Collected data entries:
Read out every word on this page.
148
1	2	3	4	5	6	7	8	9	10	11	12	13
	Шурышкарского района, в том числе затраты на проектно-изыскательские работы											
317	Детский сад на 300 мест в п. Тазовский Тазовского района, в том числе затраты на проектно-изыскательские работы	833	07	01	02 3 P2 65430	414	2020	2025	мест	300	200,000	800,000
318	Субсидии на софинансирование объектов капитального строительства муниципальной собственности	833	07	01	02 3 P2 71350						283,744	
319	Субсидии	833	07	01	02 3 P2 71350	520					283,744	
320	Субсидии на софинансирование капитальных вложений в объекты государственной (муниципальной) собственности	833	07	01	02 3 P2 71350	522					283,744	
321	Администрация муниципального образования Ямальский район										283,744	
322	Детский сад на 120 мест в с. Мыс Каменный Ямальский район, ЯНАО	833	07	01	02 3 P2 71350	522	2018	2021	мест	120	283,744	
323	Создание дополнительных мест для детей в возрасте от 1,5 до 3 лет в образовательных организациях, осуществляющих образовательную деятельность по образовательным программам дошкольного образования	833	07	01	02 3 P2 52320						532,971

■ INSTRUCTIONS FOR THE TASK: Work out how many lines of the data hold the string "собственности". Reply with that number alone.

■ COMPLETED EXERCISE: 2